_Exercise details_
Across the records below, count the lines that contain "enrolled" and write down only the count.
Start of Dataset extract
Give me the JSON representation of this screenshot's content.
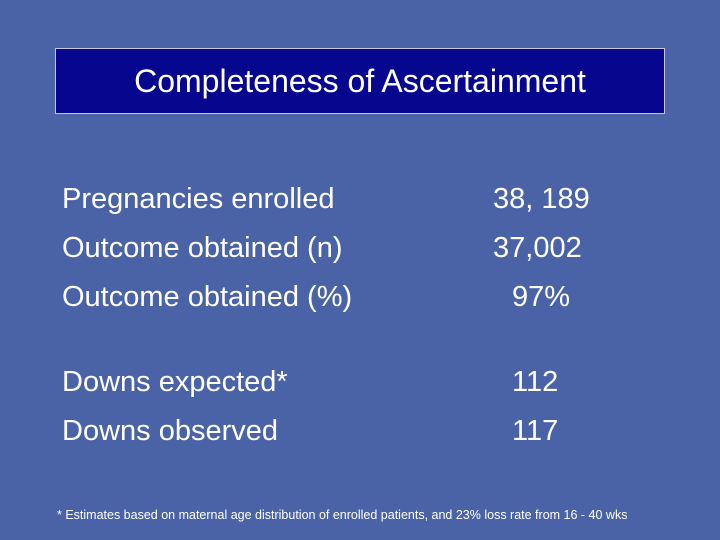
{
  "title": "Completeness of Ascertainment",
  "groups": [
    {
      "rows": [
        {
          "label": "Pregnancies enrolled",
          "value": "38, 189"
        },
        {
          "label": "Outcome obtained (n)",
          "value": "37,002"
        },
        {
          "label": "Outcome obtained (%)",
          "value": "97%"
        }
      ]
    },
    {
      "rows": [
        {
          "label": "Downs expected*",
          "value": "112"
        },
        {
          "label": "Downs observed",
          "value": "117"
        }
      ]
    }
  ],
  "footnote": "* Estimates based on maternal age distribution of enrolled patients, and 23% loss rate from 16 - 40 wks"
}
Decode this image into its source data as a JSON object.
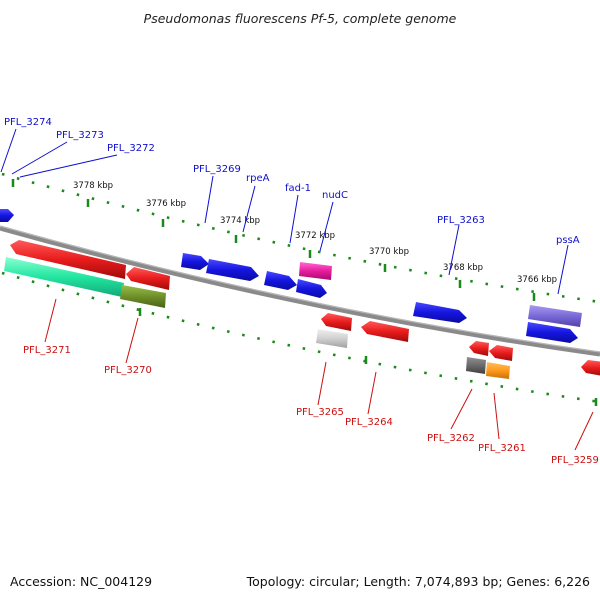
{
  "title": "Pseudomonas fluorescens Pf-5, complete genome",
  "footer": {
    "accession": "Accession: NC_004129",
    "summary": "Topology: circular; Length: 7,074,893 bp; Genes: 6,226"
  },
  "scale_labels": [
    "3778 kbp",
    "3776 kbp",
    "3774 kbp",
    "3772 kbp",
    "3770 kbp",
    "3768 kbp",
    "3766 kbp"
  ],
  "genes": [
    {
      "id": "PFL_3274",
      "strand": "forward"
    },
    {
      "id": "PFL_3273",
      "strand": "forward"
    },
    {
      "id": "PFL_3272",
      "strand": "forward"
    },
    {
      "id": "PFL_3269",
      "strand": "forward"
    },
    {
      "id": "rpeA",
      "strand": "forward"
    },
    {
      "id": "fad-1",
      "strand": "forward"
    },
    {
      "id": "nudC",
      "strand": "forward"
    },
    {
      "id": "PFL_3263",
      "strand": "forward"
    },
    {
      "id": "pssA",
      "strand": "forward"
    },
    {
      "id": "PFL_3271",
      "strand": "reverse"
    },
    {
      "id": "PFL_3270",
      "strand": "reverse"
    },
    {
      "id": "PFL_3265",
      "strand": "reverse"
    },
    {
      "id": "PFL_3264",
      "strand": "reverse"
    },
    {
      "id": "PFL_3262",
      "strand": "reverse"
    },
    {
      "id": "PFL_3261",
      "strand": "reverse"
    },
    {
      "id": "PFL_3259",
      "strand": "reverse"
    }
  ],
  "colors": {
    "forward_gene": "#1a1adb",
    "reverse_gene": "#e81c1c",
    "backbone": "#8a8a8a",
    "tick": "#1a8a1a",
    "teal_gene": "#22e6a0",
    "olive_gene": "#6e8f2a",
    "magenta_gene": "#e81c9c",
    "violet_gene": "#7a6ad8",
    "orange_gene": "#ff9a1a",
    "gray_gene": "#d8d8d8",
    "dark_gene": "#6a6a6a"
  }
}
End of Dataset extract
Start of Dataset extract
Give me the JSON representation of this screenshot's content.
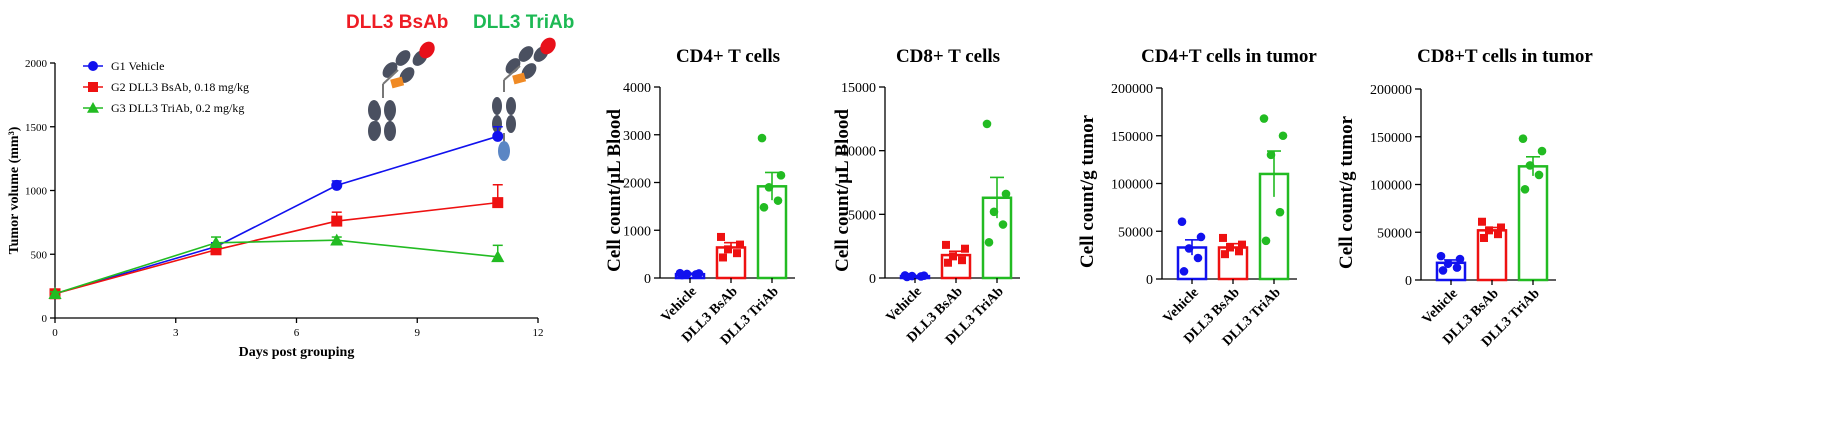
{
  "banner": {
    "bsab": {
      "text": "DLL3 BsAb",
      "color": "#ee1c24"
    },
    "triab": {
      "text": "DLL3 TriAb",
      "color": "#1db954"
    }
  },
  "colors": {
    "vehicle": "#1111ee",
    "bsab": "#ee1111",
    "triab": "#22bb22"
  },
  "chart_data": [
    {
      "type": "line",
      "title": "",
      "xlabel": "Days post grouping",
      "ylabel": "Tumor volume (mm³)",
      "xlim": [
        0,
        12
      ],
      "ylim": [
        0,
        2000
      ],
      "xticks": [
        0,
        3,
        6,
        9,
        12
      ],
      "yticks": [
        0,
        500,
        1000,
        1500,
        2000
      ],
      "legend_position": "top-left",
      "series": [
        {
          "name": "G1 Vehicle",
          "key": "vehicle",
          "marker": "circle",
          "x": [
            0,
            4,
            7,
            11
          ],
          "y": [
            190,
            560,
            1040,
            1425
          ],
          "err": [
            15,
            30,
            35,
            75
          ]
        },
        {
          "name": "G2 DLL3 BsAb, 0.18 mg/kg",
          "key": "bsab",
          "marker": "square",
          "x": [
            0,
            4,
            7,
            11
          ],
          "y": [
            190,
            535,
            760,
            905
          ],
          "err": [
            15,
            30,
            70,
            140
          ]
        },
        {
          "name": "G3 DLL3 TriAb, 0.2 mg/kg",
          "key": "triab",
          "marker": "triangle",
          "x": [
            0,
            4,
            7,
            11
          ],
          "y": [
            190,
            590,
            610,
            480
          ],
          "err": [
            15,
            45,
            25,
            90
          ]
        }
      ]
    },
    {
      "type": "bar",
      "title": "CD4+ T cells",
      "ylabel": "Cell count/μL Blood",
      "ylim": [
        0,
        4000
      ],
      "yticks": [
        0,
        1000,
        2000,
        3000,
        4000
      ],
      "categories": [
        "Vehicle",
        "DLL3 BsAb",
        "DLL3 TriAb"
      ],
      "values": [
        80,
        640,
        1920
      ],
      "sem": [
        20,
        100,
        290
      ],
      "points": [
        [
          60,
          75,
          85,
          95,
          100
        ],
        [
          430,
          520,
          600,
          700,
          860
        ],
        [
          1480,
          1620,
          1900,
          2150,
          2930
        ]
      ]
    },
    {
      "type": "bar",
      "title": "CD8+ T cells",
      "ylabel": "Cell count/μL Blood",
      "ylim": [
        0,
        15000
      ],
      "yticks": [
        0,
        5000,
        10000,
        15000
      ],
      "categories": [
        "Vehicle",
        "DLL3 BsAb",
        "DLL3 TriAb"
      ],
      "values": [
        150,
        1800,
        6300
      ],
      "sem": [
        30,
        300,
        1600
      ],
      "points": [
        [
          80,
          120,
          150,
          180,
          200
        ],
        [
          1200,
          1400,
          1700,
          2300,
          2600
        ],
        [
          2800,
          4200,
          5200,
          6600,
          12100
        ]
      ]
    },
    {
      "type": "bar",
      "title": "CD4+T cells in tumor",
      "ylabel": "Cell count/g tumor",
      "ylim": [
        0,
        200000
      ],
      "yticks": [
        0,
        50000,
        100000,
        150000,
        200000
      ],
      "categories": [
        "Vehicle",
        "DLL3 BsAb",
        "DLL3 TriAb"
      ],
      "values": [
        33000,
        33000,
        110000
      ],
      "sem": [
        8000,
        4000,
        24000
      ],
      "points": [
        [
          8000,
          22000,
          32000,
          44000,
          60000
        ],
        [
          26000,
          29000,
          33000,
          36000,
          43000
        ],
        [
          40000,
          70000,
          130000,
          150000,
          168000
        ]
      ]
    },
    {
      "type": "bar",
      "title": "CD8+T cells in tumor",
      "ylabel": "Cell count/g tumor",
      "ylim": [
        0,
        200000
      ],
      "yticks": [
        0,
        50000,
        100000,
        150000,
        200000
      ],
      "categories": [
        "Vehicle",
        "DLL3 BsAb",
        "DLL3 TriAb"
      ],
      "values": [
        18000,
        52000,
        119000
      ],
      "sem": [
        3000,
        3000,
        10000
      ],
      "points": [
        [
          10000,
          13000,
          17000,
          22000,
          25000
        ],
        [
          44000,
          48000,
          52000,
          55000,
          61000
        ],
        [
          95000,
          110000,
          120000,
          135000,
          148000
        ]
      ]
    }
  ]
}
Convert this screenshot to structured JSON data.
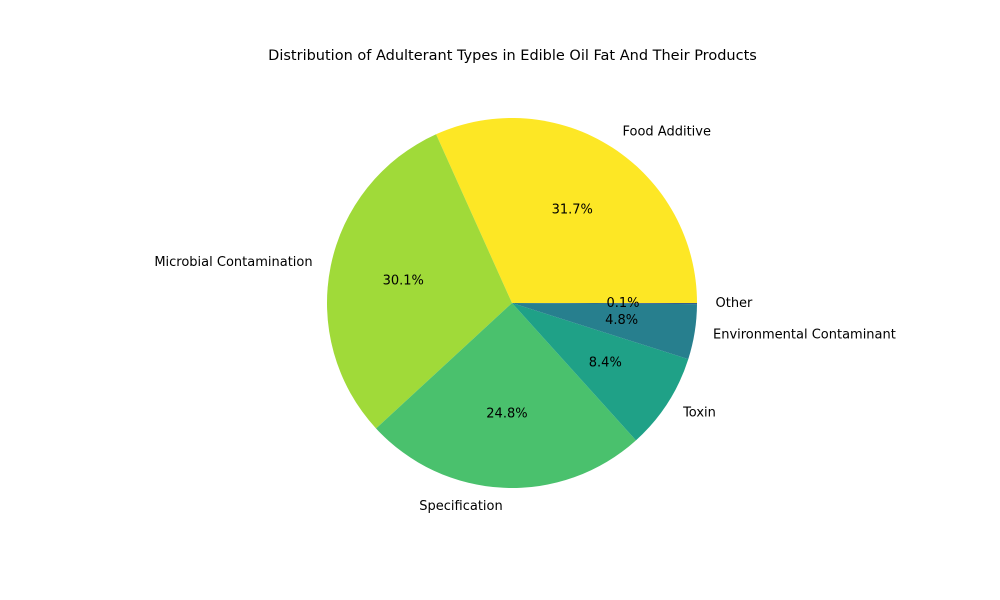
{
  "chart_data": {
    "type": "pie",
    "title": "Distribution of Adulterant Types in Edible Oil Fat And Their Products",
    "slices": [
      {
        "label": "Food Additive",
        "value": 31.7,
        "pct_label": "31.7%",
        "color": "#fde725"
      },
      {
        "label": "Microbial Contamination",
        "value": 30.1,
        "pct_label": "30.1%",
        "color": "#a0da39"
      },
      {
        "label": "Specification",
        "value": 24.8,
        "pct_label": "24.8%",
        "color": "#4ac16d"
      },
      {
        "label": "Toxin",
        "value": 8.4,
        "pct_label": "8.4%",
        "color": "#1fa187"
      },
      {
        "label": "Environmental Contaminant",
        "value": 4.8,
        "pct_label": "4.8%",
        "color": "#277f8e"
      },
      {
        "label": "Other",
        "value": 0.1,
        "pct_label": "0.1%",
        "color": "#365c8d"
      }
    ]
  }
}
End of Dataset extract
_Answer below_
2